Dataset rows for document pages
..............................
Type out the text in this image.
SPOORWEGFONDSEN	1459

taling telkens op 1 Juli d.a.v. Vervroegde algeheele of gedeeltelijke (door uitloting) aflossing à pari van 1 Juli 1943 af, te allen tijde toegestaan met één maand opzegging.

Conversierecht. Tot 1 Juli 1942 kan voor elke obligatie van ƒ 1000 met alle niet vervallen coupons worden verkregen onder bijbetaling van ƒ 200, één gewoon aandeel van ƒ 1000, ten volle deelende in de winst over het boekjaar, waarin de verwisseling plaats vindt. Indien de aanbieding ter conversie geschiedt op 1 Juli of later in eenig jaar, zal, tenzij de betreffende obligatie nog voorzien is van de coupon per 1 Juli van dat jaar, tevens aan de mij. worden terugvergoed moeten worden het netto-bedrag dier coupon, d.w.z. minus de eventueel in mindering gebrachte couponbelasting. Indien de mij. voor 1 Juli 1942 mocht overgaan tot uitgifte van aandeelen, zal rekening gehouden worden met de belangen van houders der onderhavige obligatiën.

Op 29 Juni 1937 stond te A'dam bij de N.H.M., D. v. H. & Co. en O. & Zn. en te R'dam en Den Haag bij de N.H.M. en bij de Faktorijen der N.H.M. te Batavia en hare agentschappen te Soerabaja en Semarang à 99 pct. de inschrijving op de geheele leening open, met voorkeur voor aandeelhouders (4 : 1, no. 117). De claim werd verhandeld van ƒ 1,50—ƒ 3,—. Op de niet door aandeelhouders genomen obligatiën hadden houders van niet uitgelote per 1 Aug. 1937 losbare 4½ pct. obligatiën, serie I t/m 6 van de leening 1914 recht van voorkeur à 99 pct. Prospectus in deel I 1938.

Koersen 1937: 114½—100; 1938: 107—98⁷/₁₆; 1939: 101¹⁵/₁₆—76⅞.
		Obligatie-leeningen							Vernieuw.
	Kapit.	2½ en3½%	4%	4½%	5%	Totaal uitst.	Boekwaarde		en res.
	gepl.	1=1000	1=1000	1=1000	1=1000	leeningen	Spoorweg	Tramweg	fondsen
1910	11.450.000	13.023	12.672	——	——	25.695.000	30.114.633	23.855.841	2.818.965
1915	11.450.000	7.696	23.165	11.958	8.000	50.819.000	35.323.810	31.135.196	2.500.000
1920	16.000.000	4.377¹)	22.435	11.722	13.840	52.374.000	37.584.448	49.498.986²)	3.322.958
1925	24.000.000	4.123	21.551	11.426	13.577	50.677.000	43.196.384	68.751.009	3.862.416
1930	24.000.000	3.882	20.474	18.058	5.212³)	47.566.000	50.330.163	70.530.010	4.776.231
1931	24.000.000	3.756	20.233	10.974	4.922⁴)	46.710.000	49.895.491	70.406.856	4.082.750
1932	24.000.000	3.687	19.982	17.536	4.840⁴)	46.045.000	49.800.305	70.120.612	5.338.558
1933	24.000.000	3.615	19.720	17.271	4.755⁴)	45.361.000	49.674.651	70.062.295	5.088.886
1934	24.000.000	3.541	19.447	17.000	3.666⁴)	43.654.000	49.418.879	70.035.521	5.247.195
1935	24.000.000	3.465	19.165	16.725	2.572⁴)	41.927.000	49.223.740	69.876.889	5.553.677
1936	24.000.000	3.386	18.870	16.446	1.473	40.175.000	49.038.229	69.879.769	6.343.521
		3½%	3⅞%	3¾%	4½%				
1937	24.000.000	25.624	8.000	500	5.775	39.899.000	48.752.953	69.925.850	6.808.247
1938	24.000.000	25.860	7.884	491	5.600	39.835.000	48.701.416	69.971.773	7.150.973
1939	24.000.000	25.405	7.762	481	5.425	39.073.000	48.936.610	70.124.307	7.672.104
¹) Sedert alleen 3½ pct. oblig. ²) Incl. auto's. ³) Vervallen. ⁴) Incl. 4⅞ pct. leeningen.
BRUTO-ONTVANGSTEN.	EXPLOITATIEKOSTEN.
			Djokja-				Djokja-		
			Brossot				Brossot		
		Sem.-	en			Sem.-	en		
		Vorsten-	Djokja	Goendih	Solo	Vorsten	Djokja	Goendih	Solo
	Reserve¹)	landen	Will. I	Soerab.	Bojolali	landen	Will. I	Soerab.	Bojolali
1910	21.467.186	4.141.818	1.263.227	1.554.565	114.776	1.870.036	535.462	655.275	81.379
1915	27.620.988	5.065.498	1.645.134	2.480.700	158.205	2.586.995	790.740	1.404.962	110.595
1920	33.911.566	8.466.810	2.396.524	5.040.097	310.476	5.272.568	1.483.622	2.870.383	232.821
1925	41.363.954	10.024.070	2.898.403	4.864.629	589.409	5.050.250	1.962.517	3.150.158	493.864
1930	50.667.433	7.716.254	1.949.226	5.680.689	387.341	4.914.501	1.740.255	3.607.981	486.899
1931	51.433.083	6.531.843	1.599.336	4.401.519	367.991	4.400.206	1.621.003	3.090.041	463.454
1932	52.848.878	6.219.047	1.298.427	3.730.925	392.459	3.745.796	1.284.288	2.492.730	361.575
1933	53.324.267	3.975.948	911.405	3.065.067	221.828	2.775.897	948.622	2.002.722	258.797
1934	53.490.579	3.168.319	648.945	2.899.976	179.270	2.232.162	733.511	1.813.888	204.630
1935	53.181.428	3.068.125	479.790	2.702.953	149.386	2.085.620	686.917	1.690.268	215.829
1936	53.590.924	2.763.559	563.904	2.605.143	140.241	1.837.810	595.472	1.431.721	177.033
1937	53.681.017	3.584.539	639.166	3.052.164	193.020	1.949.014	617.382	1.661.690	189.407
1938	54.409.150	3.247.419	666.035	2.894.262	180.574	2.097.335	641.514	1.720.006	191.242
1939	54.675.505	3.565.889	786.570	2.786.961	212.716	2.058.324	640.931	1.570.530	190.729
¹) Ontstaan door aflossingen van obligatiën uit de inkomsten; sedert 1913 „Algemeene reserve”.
..............................
** PROBLEM TO WORK ON **
Copy each line of the data exactly, please.

** ANSWER SECTION **
Type out the text in this image.
SPOORWEGFONDSEN	1459

taling telkens op 1 Juli d.a.v. Vervroegde algeheele of gedeeltelijke (door uitloting) aflossing à pari van 1 Juli 1943 af, te allen tijde toegestaan met één maand opzegging.

Conversierecht. Tot 1 Juli 1942 kan voor elke obligatie van ƒ 1000 met alle niet vervallen coupons worden verkregen onder bijbetaling van ƒ 200, één gewoon aandeel van ƒ 1000, ten volle deelende in de winst over het boekjaar, waarin de verwisseling plaats vindt. Indien de aanbieding ter conversie geschiedt op 1 Juli of later in eenig jaar, zal, tenzij de betreffende obligatie nog voorzien is van de coupon per 1 Juli van dat jaar, tevens aan de mij. worden terugvergoed moeten worden het netto-bedrag dier coupon, d.w.z. minus de eventueel in mindering gebrachte couponbelasting. Indien de mij. voor 1 Juli 1942 mocht overgaan tot uitgifte van aandeelen, zal rekening gehouden worden met de belangen van houders der onderhavige obligatiën.

Op 29 Juni 1937 stond te A'dam bij de N.H.M., D. v. H. & Co. en O. & Zn. en te R'dam en Den Haag bij de N.H.M. en bij de Faktorijen der N.H.M. te Batavia en hare agentschappen te Soerabaja en Semarang à 99 pct. de inschrijving op de geheele leening open, met voorkeur voor aandeelhouders (4 : 1, no. 117). De claim werd verhandeld van ƒ 1,50—ƒ 3,—. Op de niet door aandeelhouders genomen obligatiën hadden houders van niet uitgelote per 1 Aug. 1937 losbare 4½ pct. obligatiën, serie I t/m 6 van de leening 1914 recht van voorkeur à 99 pct. Prospectus in deel I 1938.

Koersen 1937: 114½—100; 1938: 107—98⁷/₁₆; 1939: 101¹⁵/₁₆—76⅞.
		Obligatie-leeningen							Vernieuw.
	Kapit.	2½ en3½%	4%	4½%	5%	Totaal uitst.	Boekwaarde		en res.
	gepl.	1=1000	1=1000	1=1000	1=1000	leeningen	Spoorweg	Tramweg	fondsen
1910	11.450.000	13.023	12.672	——	——	25.695.000	30.114.633	23.855.841	2.818.965
1915	11.450.000	7.696	23.165	11.958	8.000	50.819.000	35.323.810	31.135.196	2.500.000
1920	16.000.000	4.377¹)	22.435	11.722	13.840	52.374.000	37.584.448	49.498.986²)	3.322.958
1925	24.000.000	4.123	21.551	11.426	13.577	50.677.000	43.196.384	68.751.009	3.862.416
1930	24.000.000	3.882	20.474	18.058	5.212³)	47.566.000	50.330.163	70.530.010	4.776.231
1931	24.000.000	3.756	20.233	10.974	4.922⁴)	46.710.000	49.895.491	70.406.856	4.082.750
1932	24.000.000	3.687	19.982	17.536	4.840⁴)	46.045.000	49.800.305	70.120.612	5.338.558
1933	24.000.000	3.615	19.720	17.271	4.755⁴)	45.361.000	49.674.651	70.062.295	5.088.886
1934	24.000.000	3.541	19.447	17.000	3.666⁴)	43.654.000	49.418.879	70.035.521	5.247.195
1935	24.000.000	3.465	19.165	16.725	2.572⁴)	41.927.000	49.223.740	69.876.889	5.553.677
1936	24.000.000	3.386	18.870	16.446	1.473	40.175.000	49.038.229	69.879.769	6.343.521
		3½%	3⅞%	3¾%	4½%				
1937	24.000.000	25.624	8.000	500	5.775	39.899.000	48.752.953	69.925.850	6.808.247
1938	24.000.000	25.860	7.884	491	5.600	39.835.000	48.701.416	69.971.773	7.150.973
1939	24.000.000	25.405	7.762	481	5.425	39.073.000	48.936.610	70.124.307	7.672.104
¹) Sedert alleen 3½ pct. oblig. ²) Incl. auto's. ³) Vervallen. ⁴) Incl. 4⅞ pct. leeningen.
BRUTO-ONTVANGSTEN.	EXPLOITATIEKOSTEN.
			Djokja-				Djokja-		
			Brossot				Brossot		
		Sem.-	en			Sem.-	en		
		Vorsten-	Djokja	Goendih	Solo	Vorsten	Djokja	Goendih	Solo
	Reserve¹)	landen	Will. I	Soerab.	Bojolali	landen	Will. I	Soerab.	Bojolali
1910	21.467.186	4.141.818	1.263.227	1.554.565	114.776	1.870.036	535.462	655.275	81.379
1915	27.620.988	5.065.498	1.645.134	2.480.700	158.205	2.586.995	790.740	1.404.962	110.595
1920	33.911.566	8.466.810	2.396.524	5.040.097	310.476	5.272.568	1.483.622	2.870.383	232.821
1925	41.363.954	10.024.070	2.898.403	4.864.629	589.409	5.050.250	1.962.517	3.150.158	493.864
1930	50.667.433	7.716.254	1.949.226	5.680.689	387.341	4.914.501	1.740.255	3.607.981	486.899
1931	51.433.083	6.531.843	1.599.336	4.401.519	367.991	4.400.206	1.621.003	3.090.041	463.454
1932	52.848.878	6.219.047	1.298.427	3.730.925	392.459	3.745.796	1.284.288	2.492.730	361.575
1933	53.324.267	3.975.948	911.405	3.065.067	221.828	2.775.897	948.622	2.002.722	258.797
1934	53.490.579	3.168.319	648.945	2.899.976	179.270	2.232.162	733.511	1.813.888	204.630
1935	53.181.428	3.068.125	479.790	2.702.953	149.386	2.085.620	686.917	1.690.268	215.829
1936	53.590.924	2.763.559	563.904	2.605.143	140.241	1.837.810	595.472	1.431.721	177.033
1937	53.681.017	3.584.539	639.166	3.052.164	193.020	1.949.014	617.382	1.661.690	189.407
1938	54.409.150	3.247.419	666.035	2.894.262	180.574	2.097.335	641.514	1.720.006	191.242
1939	54.675.505	3.565.889	786.570	2.786.961	212.716	2.058.324	640.931	1.570.530	190.729
¹) Ontstaan door aflossingen van obligatiën uit de inkomsten; sedert 1913 „Algemeene reserve”.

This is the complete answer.